> _Provided data_
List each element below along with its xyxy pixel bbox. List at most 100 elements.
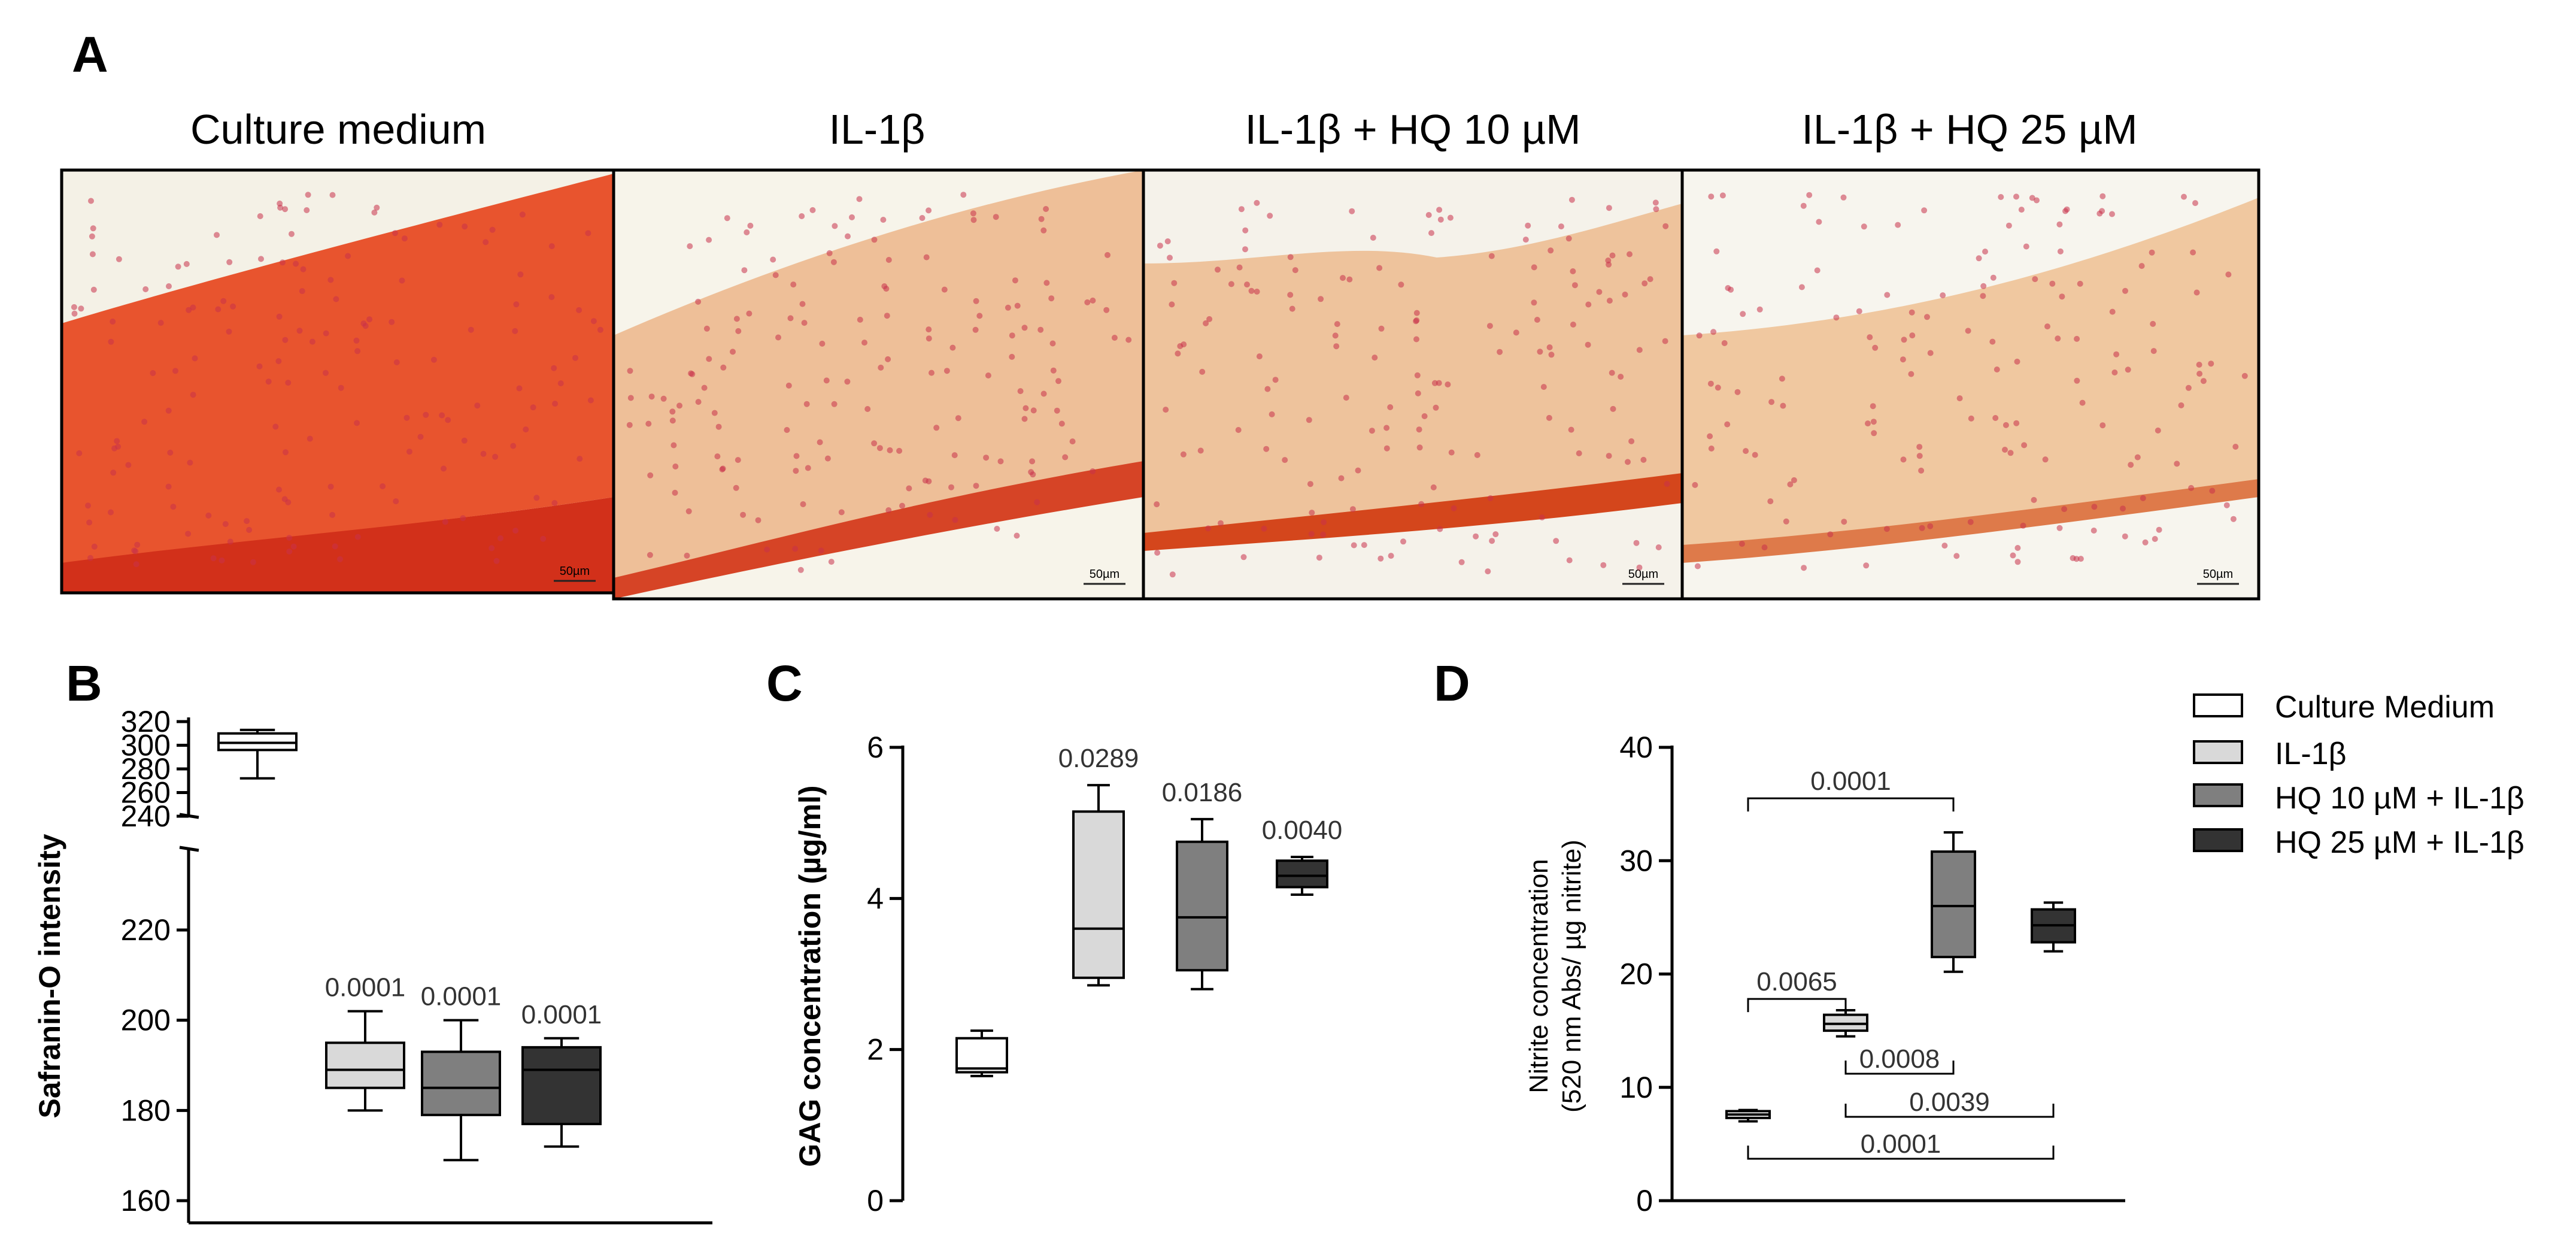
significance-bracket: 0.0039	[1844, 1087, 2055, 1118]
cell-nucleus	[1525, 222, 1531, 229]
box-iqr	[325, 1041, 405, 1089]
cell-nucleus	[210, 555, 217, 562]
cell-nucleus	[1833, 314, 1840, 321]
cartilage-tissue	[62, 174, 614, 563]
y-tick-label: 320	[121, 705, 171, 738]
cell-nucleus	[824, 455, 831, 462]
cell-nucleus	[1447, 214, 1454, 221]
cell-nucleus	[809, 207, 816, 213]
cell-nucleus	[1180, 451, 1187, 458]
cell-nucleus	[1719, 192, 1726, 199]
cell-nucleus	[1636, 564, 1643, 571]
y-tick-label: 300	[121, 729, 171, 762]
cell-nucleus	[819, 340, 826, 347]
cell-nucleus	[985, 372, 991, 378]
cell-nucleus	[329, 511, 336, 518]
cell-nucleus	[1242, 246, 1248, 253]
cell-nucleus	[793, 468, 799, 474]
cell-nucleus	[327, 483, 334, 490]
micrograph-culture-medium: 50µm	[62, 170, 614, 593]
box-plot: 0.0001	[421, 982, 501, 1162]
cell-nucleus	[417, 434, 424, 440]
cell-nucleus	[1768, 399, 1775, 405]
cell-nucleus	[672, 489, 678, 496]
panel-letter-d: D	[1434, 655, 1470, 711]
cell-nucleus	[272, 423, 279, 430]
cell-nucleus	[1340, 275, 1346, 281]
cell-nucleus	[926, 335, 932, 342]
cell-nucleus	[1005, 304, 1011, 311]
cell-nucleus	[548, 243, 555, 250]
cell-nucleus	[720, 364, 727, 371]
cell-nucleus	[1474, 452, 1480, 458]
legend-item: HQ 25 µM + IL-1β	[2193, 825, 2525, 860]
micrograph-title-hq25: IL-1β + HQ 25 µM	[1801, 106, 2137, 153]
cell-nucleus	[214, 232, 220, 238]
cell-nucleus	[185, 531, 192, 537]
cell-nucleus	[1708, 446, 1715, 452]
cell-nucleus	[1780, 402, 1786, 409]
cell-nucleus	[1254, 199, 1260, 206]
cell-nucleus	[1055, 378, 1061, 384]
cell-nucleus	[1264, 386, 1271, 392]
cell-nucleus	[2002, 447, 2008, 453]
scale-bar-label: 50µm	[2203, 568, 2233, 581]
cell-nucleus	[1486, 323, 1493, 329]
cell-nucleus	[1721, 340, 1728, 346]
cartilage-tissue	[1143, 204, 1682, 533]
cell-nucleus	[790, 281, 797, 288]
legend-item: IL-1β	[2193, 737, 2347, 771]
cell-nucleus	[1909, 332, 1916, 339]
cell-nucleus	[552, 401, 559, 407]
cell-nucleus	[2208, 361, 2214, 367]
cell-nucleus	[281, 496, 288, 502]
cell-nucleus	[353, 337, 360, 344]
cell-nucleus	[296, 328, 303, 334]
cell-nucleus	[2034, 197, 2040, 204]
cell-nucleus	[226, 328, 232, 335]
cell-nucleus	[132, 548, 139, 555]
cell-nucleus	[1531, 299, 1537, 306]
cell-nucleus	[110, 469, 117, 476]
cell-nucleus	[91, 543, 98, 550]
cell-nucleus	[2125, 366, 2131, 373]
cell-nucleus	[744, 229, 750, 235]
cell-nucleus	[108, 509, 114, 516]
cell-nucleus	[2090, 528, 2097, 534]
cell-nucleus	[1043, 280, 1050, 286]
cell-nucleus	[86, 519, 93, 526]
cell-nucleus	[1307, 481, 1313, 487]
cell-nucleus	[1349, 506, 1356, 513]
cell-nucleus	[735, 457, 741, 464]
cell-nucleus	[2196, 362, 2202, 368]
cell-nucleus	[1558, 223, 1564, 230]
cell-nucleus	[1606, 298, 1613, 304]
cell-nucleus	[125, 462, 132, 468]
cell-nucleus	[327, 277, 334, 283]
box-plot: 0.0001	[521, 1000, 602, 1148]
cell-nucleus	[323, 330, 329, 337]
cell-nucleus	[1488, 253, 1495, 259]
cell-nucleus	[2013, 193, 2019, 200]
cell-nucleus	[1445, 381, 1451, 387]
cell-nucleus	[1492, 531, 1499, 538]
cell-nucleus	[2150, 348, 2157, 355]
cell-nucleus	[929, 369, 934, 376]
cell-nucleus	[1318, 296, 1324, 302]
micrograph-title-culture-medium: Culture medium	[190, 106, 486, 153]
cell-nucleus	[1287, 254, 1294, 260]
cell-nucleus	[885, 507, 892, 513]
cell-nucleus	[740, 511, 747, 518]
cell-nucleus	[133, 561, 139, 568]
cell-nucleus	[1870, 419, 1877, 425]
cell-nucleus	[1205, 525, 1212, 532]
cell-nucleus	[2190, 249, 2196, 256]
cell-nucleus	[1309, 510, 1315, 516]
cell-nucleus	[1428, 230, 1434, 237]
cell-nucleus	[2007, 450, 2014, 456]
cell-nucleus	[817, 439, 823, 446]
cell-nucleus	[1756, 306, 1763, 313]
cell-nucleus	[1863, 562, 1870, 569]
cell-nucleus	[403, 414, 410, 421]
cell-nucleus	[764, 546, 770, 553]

---

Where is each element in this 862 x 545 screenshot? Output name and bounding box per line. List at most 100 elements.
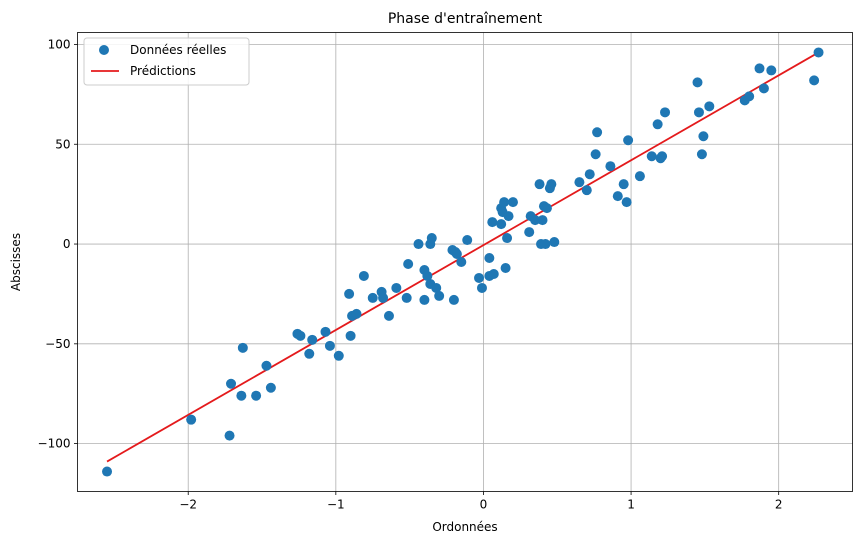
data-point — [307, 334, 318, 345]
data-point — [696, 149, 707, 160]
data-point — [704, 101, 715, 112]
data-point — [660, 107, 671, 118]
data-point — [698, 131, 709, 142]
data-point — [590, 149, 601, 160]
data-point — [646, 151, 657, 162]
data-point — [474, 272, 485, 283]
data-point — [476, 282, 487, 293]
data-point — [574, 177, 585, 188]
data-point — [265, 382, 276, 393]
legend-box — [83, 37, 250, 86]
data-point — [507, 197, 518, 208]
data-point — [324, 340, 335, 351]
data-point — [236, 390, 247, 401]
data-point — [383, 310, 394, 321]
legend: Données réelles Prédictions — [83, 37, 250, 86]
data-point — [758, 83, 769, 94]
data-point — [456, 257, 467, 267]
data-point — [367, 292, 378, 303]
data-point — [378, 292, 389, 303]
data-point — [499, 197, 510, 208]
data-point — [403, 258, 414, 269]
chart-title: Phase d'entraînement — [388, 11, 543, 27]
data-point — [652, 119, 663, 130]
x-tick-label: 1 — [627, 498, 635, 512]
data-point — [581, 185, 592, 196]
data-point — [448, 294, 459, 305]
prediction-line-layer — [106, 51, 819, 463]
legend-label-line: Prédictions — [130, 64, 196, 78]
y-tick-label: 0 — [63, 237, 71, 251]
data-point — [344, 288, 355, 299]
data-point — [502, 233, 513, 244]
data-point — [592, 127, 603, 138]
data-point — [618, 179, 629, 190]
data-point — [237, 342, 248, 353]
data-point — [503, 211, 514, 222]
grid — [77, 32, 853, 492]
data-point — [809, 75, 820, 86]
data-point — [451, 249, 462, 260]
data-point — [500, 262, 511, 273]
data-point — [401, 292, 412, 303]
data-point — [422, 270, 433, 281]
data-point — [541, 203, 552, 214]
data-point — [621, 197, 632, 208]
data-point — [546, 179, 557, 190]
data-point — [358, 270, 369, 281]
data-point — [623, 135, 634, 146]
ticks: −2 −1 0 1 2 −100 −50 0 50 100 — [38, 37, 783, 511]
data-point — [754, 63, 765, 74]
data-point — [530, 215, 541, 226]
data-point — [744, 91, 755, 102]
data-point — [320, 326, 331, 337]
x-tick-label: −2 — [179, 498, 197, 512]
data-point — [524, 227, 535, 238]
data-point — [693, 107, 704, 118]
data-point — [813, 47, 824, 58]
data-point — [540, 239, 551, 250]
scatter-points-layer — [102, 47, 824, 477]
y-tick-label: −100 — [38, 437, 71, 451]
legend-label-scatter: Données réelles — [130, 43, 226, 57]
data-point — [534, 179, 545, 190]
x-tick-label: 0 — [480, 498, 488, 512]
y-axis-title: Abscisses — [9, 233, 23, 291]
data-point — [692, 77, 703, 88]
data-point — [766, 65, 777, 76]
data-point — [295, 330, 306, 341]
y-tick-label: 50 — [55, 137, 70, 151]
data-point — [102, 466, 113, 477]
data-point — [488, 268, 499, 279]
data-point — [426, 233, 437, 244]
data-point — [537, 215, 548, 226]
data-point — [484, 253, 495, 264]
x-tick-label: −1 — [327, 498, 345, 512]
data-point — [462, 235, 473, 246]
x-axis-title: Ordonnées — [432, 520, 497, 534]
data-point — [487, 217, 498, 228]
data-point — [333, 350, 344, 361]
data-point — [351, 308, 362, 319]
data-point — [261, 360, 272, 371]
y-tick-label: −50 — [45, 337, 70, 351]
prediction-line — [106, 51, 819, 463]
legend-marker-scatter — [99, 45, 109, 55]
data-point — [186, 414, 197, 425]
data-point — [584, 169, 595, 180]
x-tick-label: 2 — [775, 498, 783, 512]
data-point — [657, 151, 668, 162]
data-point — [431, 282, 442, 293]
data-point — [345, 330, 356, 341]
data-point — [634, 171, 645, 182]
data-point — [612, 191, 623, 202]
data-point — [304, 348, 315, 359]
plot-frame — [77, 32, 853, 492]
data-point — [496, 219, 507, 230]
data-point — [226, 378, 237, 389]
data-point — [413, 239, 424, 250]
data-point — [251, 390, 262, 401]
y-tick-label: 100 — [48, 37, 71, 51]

> _Required task_
Swap "box-iqr" for "iqr-box" and write out everything from the line containing "1087, 2055, 1118]" down to the line containing "378, 1061, 384]", with nothing else changed.

> _Answer below_
significance-bracket: 0.0039	[1844, 1087, 2055, 1118]
cell-nucleus	[1525, 222, 1531, 229]
iqr-box	[325, 1041, 405, 1089]
cell-nucleus	[210, 555, 217, 562]
cell-nucleus	[1833, 314, 1840, 321]
cartilage-tissue	[62, 174, 614, 563]
y-tick-label: 320	[121, 705, 171, 738]
cell-nucleus	[824, 455, 831, 462]
cell-nucleus	[1447, 214, 1454, 221]
cell-nucleus	[809, 207, 816, 213]
cell-nucleus	[1180, 451, 1187, 458]
cell-nucleus	[1719, 192, 1726, 199]
cell-nucleus	[1636, 564, 1643, 571]
y-tick-label: 300	[121, 729, 171, 762]
cell-nucleus	[819, 340, 826, 347]
cell-nucleus	[985, 372, 991, 378]
cell-nucleus	[329, 511, 336, 518]
cell-nucleus	[1242, 246, 1248, 253]
cell-nucleus	[793, 468, 799, 474]
cell-nucleus	[327, 483, 334, 490]
micrograph-culture-medium: 50µm	[62, 170, 614, 593]
box-plot: 0.0001	[421, 982, 501, 1162]
cell-nucleus	[417, 434, 424, 440]
cell-nucleus	[1768, 399, 1775, 405]
cell-nucleus	[672, 489, 678, 496]
panel-letter-d: D	[1434, 655, 1470, 711]
cell-nucleus	[272, 423, 279, 430]
cell-nucleus	[1340, 275, 1346, 281]
cell-nucleus	[926, 335, 932, 342]
cell-nucleus	[1005, 304, 1011, 311]
cell-nucleus	[548, 243, 555, 250]
cell-nucleus	[720, 364, 727, 371]
cell-nucleus	[1474, 452, 1480, 458]
legend-item: HQ 25 µM + IL-1β	[2193, 825, 2525, 860]
micrograph-title-hq25: IL-1β + HQ 25 µM	[1801, 106, 2137, 153]
cell-nucleus	[214, 232, 220, 238]
cell-nucleus	[185, 531, 192, 537]
cell-nucleus	[1708, 446, 1715, 452]
cell-nucleus	[1780, 402, 1786, 409]
cell-nucleus	[1254, 199, 1260, 206]
cell-nucleus	[1055, 378, 1061, 384]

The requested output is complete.